[Start of Data for this exercise]

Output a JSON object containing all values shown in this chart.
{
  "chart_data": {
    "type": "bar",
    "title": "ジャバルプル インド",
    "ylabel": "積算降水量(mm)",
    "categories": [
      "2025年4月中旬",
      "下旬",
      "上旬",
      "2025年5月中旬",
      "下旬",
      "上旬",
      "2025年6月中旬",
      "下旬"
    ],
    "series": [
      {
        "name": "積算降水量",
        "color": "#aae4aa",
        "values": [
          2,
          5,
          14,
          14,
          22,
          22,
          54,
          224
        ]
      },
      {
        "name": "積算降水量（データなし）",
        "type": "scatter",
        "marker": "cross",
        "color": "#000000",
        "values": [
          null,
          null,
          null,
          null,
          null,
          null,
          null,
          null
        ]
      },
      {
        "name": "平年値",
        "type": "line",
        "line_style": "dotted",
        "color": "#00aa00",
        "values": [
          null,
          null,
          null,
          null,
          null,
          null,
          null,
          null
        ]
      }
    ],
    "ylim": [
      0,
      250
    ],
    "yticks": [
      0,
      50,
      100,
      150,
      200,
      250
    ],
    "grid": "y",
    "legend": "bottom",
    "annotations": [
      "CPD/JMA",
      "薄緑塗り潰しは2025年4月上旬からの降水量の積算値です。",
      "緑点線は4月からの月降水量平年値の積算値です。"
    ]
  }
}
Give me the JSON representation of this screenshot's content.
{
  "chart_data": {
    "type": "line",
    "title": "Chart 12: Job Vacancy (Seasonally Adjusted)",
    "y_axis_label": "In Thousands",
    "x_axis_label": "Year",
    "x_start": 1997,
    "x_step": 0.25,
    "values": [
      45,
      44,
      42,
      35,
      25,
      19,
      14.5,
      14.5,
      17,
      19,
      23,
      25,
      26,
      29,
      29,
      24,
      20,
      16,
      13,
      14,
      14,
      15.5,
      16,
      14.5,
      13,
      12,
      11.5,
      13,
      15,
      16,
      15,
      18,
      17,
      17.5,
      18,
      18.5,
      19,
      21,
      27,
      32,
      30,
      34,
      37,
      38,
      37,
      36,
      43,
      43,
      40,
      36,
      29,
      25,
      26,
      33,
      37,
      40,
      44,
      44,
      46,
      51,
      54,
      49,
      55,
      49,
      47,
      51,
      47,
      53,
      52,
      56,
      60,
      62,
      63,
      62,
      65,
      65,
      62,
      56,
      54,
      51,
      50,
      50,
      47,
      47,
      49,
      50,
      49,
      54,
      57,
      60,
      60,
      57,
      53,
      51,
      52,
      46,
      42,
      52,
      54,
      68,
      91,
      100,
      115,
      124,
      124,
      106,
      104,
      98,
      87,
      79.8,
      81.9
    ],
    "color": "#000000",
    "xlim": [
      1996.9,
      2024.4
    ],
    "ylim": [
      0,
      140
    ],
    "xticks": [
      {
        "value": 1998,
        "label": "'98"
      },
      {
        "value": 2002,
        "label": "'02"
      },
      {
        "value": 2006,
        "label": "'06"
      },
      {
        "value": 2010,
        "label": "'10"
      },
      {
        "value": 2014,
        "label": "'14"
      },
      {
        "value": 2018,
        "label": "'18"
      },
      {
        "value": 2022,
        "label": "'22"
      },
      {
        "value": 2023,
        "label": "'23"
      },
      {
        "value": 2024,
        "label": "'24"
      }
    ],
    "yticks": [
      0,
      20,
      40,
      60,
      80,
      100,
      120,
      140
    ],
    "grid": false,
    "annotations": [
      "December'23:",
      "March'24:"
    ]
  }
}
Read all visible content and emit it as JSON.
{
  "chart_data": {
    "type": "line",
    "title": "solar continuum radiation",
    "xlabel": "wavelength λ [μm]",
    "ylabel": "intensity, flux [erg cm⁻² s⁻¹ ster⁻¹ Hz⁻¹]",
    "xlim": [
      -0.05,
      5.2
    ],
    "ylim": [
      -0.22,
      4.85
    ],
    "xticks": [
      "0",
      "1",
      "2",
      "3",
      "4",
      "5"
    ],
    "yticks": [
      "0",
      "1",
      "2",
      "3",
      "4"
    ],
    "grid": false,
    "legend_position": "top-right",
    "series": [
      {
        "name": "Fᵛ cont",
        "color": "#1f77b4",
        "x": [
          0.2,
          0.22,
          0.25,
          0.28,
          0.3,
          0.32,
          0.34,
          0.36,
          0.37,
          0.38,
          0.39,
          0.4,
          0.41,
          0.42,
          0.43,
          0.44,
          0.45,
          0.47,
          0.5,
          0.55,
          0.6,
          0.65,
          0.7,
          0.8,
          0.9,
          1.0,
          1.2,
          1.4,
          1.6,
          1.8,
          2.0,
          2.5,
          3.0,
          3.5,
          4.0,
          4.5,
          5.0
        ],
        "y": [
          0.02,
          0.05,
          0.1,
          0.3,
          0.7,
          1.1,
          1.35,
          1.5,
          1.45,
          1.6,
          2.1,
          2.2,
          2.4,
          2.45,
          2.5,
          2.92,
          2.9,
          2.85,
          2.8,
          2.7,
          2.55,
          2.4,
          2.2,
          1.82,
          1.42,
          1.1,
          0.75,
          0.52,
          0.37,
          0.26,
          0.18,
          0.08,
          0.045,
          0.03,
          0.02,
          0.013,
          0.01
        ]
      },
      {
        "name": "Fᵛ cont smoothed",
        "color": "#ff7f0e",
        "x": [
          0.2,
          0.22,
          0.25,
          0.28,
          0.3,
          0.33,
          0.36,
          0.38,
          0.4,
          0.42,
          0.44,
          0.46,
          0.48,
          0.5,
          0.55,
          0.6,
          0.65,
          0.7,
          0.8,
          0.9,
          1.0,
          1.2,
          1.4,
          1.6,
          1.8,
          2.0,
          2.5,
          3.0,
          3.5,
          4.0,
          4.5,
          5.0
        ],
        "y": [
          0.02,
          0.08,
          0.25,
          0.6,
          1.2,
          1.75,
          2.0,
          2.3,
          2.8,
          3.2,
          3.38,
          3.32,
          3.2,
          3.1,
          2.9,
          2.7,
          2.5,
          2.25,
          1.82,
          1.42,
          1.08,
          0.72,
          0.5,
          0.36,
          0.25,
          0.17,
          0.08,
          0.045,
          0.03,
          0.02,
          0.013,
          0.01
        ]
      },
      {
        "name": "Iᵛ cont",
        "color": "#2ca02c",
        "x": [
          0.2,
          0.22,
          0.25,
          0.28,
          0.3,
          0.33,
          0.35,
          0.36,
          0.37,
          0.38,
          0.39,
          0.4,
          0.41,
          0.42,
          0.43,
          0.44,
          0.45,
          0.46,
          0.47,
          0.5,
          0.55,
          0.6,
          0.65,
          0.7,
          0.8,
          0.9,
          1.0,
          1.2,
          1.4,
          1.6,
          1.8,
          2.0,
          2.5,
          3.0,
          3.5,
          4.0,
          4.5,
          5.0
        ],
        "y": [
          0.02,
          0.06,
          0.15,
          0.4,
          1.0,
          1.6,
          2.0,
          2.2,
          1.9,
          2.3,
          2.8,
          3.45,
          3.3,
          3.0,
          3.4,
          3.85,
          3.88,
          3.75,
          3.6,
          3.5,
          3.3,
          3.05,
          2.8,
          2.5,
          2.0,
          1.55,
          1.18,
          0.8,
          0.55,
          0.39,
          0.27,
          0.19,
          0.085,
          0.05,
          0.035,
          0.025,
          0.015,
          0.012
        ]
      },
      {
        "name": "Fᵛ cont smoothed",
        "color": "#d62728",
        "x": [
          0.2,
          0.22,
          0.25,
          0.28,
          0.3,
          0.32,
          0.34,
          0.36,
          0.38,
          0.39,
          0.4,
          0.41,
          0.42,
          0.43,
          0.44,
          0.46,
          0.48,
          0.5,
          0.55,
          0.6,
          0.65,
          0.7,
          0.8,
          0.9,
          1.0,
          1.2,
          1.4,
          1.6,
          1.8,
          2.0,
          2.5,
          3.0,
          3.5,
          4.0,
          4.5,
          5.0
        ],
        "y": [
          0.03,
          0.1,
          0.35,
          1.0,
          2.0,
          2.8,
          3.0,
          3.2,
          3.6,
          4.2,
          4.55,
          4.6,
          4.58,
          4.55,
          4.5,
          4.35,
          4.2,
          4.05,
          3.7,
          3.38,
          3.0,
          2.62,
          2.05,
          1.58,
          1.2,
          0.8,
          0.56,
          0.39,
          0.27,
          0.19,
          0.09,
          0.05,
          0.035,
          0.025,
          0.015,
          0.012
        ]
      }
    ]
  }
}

[End of Data for this exercise]

Copy each line that contains the word "JSON".

Output a JSON object containing all values shown in this chart.
Give me the JSON representation of this screenshot's content.
Read all visible content and emit it as JSON.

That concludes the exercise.